* BEGIN Record excerpts *

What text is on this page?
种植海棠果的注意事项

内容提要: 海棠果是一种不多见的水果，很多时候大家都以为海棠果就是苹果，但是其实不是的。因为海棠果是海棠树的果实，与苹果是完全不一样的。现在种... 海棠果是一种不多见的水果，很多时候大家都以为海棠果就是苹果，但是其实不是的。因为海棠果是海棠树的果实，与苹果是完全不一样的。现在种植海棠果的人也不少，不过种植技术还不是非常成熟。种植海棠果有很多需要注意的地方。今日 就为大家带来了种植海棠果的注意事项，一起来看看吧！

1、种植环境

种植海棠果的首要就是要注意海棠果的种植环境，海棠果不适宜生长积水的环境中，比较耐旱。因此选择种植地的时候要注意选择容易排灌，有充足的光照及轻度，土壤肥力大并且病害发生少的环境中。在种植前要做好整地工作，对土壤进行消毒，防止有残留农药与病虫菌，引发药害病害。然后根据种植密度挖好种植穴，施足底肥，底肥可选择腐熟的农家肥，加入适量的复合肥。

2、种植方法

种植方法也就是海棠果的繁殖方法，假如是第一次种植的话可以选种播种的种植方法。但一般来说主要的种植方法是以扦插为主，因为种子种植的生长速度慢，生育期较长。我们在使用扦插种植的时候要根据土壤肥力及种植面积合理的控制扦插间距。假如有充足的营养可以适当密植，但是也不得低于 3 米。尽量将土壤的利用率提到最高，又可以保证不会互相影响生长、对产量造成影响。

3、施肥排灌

* END Record excerpts *
* BEGIN Record excerpts *

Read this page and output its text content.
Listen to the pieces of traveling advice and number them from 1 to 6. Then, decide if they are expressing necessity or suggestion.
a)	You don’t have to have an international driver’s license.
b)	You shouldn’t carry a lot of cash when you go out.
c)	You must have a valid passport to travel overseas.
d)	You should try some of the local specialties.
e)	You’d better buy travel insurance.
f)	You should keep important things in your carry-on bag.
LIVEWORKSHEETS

* END Record excerpts *

*Task prompt*:
Count the lines that hold the string "carry" and state that number alone.

*Solved problem*:
2